WHAT TO WORK ON:
Return the records that follow, matching each one exactly.
— Begin GIVEN DATA —
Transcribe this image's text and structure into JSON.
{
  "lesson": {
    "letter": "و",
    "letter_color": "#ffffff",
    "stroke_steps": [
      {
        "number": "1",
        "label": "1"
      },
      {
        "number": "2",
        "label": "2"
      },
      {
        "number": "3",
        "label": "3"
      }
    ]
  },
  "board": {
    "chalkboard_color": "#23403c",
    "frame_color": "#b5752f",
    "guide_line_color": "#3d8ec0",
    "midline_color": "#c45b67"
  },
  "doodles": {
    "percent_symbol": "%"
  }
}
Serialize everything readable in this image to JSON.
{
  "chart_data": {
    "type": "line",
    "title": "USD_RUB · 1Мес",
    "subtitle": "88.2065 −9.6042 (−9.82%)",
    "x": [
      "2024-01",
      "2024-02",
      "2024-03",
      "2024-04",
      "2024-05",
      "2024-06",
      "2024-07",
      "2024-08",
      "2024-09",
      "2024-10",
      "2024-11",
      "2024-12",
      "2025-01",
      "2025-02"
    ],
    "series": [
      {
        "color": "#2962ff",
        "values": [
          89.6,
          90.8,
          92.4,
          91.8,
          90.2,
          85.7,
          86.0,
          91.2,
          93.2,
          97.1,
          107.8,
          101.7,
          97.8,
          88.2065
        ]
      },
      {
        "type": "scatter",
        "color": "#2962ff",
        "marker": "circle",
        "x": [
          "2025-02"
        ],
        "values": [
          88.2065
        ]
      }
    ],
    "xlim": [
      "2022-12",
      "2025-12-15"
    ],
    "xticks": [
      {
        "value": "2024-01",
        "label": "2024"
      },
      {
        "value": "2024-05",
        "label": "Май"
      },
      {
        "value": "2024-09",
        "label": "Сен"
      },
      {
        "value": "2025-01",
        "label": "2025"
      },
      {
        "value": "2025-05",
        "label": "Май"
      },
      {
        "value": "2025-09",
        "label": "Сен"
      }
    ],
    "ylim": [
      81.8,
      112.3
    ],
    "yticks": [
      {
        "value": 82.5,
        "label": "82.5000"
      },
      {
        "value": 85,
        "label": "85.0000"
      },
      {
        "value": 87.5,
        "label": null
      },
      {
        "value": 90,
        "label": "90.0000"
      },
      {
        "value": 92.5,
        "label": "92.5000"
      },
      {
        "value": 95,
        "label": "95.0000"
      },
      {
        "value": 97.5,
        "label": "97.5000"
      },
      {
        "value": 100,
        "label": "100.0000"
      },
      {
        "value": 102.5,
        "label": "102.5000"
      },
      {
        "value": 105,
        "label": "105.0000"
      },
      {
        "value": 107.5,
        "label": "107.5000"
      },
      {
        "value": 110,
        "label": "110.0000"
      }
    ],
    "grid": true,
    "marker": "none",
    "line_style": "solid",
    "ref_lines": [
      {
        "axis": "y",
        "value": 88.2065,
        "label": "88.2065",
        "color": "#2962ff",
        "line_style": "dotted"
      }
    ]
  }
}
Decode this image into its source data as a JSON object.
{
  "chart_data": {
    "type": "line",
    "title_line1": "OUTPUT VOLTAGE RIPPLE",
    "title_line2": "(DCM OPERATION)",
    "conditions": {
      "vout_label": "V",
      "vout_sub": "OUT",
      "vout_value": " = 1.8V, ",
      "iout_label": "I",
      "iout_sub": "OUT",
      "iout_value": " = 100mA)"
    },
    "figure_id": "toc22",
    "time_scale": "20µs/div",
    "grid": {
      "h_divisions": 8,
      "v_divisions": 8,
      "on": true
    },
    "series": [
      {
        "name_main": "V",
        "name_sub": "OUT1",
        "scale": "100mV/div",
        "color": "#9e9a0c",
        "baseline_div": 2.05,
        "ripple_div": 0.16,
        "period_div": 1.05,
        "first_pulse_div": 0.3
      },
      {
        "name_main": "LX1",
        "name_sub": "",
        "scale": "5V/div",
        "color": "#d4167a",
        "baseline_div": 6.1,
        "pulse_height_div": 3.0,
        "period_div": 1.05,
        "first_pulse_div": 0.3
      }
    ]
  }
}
— End GIVEN DATA —
WRITTEN REPLY:
Transcribe this image's text and structure into JSON.
{
  "lesson": {
    "letter": "و",
    "letter_color": "#ffffff",
    "stroke_steps": [
      {
        "number": "1",
        "label": "1"
      },
      {
        "number": "2",
        "label": "2"
      },
      {
        "number": "3",
        "label": "3"
      }
    ]
  },
  "board": {
    "chalkboard_color": "#23403c",
    "frame_color": "#b5752f",
    "guide_line_color": "#3d8ec0",
    "midline_color": "#c45b67"
  },
  "doodles": {
    "percent_symbol": "%"
  }
}
Serialize everything readable in this image to JSON.
{
  "chart_data": {
    "type": "line",
    "title": "USD_RUB · 1Мес",
    "subtitle": "88.2065 −9.6042 (−9.82%)",
    "x": [
      "2024-01",
      "2024-02",
      "2024-03",
      "2024-04",
      "2024-05",
      "2024-06",
      "2024-07",
      "2024-08",
      "2024-09",
      "2024-10",
      "2024-11",
      "2024-12",
      "2025-01",
      "2025-02"
    ],
    "series": [
      {
        "color": "#2962ff",
        "values": [
          89.6,
          90.8,
          92.4,
          91.8,
          90.2,
          85.7,
          86.0,
          91.2,
          93.2,
          97.1,
          107.8,
          101.7,
          97.8,
          88.2065
        ]
      },
      {
        "type": "scatter",
        "color": "#2962ff",
        "marker": "circle",
        "x": [
          "2025-02"
        ],
        "values": [
          88.2065
        ]
      }
    ],
    "xlim": [
      "2022-12",
      "2025-12-15"
    ],
    "xticks": [
      {
        "value": "2024-01",
        "label": "2024"
      },
      {
        "value": "2024-05",
        "label": "Май"
      },
      {
        "value": "2024-09",
        "label": "Сен"
      },
      {
        "value": "2025-01",
        "label": "2025"
      },
      {
        "value": "2025-05",
        "label": "Май"
      },
      {
        "value": "2025-09",
        "label": "Сен"
      }
    ],
    "ylim": [
      81.8,
      112.3
    ],
    "yticks": [
      {
        "value": 82.5,
        "label": "82.5000"
      },
      {
        "value": 85,
        "label": "85.0000"
      },
      {
        "value": 87.5,
        "label": null
      },
      {
        "value": 90,
        "label": "90.0000"
      },
      {
        "value": 92.5,
        "label": "92.5000"
      },
      {
        "value": 95,
        "label": "95.0000"
      },
      {
        "value": 97.5,
        "label": "97.5000"
      },
      {
        "value": 100,
        "label": "100.0000"
      },
      {
        "value": 102.5,
        "label": "102.5000"
      },
      {
        "value": 105,
        "label": "105.0000"
      },
      {
        "value": 107.5,
        "label": "107.5000"
      },
      {
        "value": 110,
        "label": "110.0000"
      }
    ],
    "grid": true,
    "marker": "none",
    "line_style": "solid",
    "ref_lines": [
      {
        "axis": "y",
        "value": 88.2065,
        "label": "88.2065",
        "color": "#2962ff",
        "line_style": "dotted"
      }
    ]
  }
}
Decode this image into its source data as a JSON object.
{
  "chart_data": {
    "type": "line",
    "title_line1": "OUTPUT VOLTAGE RIPPLE",
    "title_line2": "(DCM OPERATION)",
    "conditions": {
      "vout_label": "V",
      "vout_sub": "OUT",
      "vout_value": " = 1.8V, ",
      "iout_label": "I",
      "iout_sub": "OUT",
      "iout_value": " = 100mA)"
    },
    "figure_id": "toc22",
    "time_scale": "20µs/div",
    "grid": {
      "h_divisions": 8,
      "v_divisions": 8,
      "on": true
    },
    "series": [
      {
        "name_main": "V",
        "name_sub": "OUT1",
        "scale": "100mV/div",
        "color": "#9e9a0c",
        "baseline_div": 2.05,
        "ripple_div": 0.16,
        "period_div": 1.05,
        "first_pulse_div": 0.3
      },
      {
        "name_main": "LX1",
        "name_sub": "",
        "scale": "5V/div",
        "color": "#d4167a",
        "baseline_div": 6.1,
        "pulse_height_div": 3.0,
        "period_div": 1.05,
        "first_pulse_div": 0.3
      }
    ]
  }
}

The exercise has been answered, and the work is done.